Aim of the exercise → Exactly repeat the full listing that follows.

Exercise input →
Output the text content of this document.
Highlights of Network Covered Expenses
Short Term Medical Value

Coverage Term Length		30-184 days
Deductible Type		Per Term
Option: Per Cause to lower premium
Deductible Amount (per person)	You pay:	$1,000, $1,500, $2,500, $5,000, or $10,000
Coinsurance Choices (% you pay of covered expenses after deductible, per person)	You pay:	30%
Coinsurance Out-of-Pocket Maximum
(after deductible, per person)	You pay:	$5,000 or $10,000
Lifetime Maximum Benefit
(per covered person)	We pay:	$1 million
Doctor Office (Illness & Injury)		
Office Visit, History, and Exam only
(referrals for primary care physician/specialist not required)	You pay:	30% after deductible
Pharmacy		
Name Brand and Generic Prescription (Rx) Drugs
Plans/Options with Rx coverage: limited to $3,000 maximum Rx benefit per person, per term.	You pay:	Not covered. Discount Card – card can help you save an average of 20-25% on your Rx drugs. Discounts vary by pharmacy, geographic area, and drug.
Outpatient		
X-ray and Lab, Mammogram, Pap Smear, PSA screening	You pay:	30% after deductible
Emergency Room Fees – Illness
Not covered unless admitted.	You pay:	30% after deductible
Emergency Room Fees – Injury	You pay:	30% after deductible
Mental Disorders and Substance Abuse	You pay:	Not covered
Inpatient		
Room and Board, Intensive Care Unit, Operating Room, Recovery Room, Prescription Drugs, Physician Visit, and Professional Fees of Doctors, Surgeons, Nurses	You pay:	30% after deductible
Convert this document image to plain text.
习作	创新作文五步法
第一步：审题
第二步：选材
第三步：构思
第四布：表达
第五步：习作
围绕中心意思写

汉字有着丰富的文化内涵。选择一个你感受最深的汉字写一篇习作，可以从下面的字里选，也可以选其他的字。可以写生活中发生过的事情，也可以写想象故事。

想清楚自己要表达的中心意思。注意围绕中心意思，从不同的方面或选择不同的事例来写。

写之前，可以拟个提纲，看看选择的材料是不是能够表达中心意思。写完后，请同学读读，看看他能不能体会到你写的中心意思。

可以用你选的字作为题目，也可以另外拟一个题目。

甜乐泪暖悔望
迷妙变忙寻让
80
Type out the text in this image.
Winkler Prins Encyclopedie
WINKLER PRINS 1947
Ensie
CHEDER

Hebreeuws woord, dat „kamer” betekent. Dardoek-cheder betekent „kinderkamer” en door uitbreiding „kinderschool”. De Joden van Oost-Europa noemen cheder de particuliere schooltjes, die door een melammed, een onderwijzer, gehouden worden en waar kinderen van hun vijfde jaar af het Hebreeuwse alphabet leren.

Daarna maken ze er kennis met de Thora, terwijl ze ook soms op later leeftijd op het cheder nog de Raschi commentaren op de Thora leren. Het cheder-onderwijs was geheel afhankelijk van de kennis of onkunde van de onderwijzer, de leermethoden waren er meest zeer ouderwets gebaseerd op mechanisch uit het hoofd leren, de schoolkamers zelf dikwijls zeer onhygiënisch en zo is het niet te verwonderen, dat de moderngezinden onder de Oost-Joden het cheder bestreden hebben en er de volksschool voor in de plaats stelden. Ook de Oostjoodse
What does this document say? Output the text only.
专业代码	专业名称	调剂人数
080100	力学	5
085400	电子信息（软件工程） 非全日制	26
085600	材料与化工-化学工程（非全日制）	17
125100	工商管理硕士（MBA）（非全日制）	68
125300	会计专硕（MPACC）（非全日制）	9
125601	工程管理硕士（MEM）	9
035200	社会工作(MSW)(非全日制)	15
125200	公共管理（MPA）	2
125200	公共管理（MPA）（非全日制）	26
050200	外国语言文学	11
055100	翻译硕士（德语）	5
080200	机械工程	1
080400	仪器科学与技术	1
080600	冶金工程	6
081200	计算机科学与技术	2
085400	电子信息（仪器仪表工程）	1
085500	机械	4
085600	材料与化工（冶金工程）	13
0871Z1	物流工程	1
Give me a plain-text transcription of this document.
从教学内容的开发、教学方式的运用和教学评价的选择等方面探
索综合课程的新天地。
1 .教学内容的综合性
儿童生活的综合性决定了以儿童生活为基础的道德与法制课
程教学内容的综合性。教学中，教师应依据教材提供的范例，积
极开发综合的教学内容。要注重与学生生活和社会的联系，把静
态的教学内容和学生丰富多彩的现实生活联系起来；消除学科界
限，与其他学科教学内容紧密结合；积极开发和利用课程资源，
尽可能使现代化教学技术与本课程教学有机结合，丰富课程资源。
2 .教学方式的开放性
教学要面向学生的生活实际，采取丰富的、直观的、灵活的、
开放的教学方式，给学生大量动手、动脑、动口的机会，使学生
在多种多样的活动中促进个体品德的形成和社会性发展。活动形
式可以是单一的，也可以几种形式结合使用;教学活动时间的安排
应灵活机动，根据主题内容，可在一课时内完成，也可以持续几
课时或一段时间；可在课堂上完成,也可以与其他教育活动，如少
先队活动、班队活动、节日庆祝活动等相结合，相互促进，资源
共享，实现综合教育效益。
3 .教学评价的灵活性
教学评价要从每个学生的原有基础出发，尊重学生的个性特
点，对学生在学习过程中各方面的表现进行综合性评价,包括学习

Answer to the problem →
Output the text content of this document.
Highlights of Network Covered Expenses
Short Term Medical Value

Coverage Term Length		30-184 days
Deductible Type		Per Term
Option: Per Cause to lower premium
Deductible Amount (per person)	You pay:	$1,000, $1,500, $2,500, $5,000, or $10,000
Coinsurance Choices (% you pay of covered expenses after deductible, per person)	You pay:	30%
Coinsurance Out-of-Pocket Maximum
(after deductible, per person)	You pay:	$5,000 or $10,000
Lifetime Maximum Benefit
(per covered person)	We pay:	$1 million
Doctor Office (Illness & Injury)		
Office Visit, History, and Exam only
(referrals for primary care physician/specialist not required)	You pay:	30% after deductible
Pharmacy		
Name Brand and Generic Prescription (Rx) Drugs
Plans/Options with Rx coverage: limited to $3,000 maximum Rx benefit per person, per term.	You pay:	Not covered. Discount Card – card can help you save an average of 20-25% on your Rx drugs. Discounts vary by pharmacy, geographic area, and drug.
Outpatient		
X-ray and Lab, Mammogram, Pap Smear, PSA screening	You pay:	30% after deductible
Emergency Room Fees – Illness
Not covered unless admitted.	You pay:	30% after deductible
Emergency Room Fees – Injury	You pay:	30% after deductible
Mental Disorders and Substance Abuse	You pay:	Not covered
Inpatient		
Room and Board, Intensive Care Unit, Operating Room, Recovery Room, Prescription Drugs, Physician Visit, and Professional Fees of Doctors, Surgeons, Nurses	You pay:	30% after deductible
Convert this document image to plain text.
习作	创新作文五步法
第一步：审题
第二步：选材
第三步：构思
第四布：表达
第五步：习作
围绕中心意思写

汉字有着丰富的文化内涵。选择一个你感受最深的汉字写一篇习作，可以从下面的字里选，也可以选其他的字。可以写生活中发生过的事情，也可以写想象故事。

想清楚自己要表达的中心意思。注意围绕中心意思，从不同的方面或选择不同的事例来写。

写之前，可以拟个提纲，看看选择的材料是不是能够表达中心意思。写完后，请同学读读，看看他能不能体会到你写的中心意思。

可以用你选的字作为题目，也可以另外拟一个题目。

甜乐泪暖悔望
迷妙变忙寻让
80
Type out the text in this image.
Winkler Prins Encyclopedie
WINKLER PRINS 1947
Ensie
CHEDER

Hebreeuws woord, dat „kamer” betekent. Dardoek-cheder betekent „kinderkamer” en door uitbreiding „kinderschool”. De Joden van Oost-Europa noemen cheder de particuliere schooltjes, die door een melammed, een onderwijzer, gehouden worden en waar kinderen van hun vijfde jaar af het Hebreeuwse alphabet leren.

Daarna maken ze er kennis met de Thora, terwijl ze ook soms op later leeftijd op het cheder nog de Raschi commentaren op de Thora leren. Het cheder-onderwijs was geheel afhankelijk van de kennis of onkunde van de onderwijzer, de leermethoden waren er meest zeer ouderwets gebaseerd op mechanisch uit het hoofd leren, de schoolkamers zelf dikwijls zeer onhygiënisch en zo is het niet te verwonderen, dat de moderngezinden onder de Oost-Joden het cheder bestreden hebben en er de volksschool voor in de plaats stelden. Ook de Oostjoodse
What does this document say? Output the text only.
专业代码	专业名称	调剂人数
080100	力学	5
085400	电子信息（软件工程） 非全日制	26
085600	材料与化工-化学工程（非全日制）	17
125100	工商管理硕士（MBA）（非全日制）	68
125300	会计专硕（MPACC）（非全日制）	9
125601	工程管理硕士（MEM）	9
035200	社会工作(MSW)(非全日制)	15
125200	公共管理（MPA）	2
125200	公共管理（MPA）（非全日制）	26
050200	外国语言文学	11
055100	翻译硕士（德语）	5
080200	机械工程	1
080400	仪器科学与技术	1
080600	冶金工程	6
081200	计算机科学与技术	2
085400	电子信息（仪器仪表工程）	1
085500	机械	4
085600	材料与化工（冶金工程）	13
0871Z1	物流工程	1
Give me a plain-text transcription of this document.
从教学内容的开发、教学方式的运用和教学评价的选择等方面探
索综合课程的新天地。
1 .教学内容的综合性
儿童生活的综合性决定了以儿童生活为基础的道德与法制课
程教学内容的综合性。教学中，教师应依据教材提供的范例，积
极开发综合的教学内容。要注重与学生生活和社会的联系，把静
态的教学内容和学生丰富多彩的现实生活联系起来；消除学科界
限，与其他学科教学内容紧密结合；积极开发和利用课程资源，
尽可能使现代化教学技术与本课程教学有机结合，丰富课程资源。
2 .教学方式的开放性
教学要面向学生的生活实际，采取丰富的、直观的、灵活的、
开放的教学方式，给学生大量动手、动脑、动口的机会，使学生
在多种多样的活动中促进个体品德的形成和社会性发展。活动形
式可以是单一的，也可以几种形式结合使用;教学活动时间的安排
应灵活机动，根据主题内容，可在一课时内完成，也可以持续几
课时或一段时间；可在课堂上完成,也可以与其他教育活动，如少
先队活动、班队活动、节日庆祝活动等相结合，相互促进，资源
共享，实现综合教育效益。
3 .教学评价的灵活性
教学评价要从每个学生的原有基础出发，尊重学生的个性特
点，对学生在学习过程中各方面的表现进行综合性评价,包括学习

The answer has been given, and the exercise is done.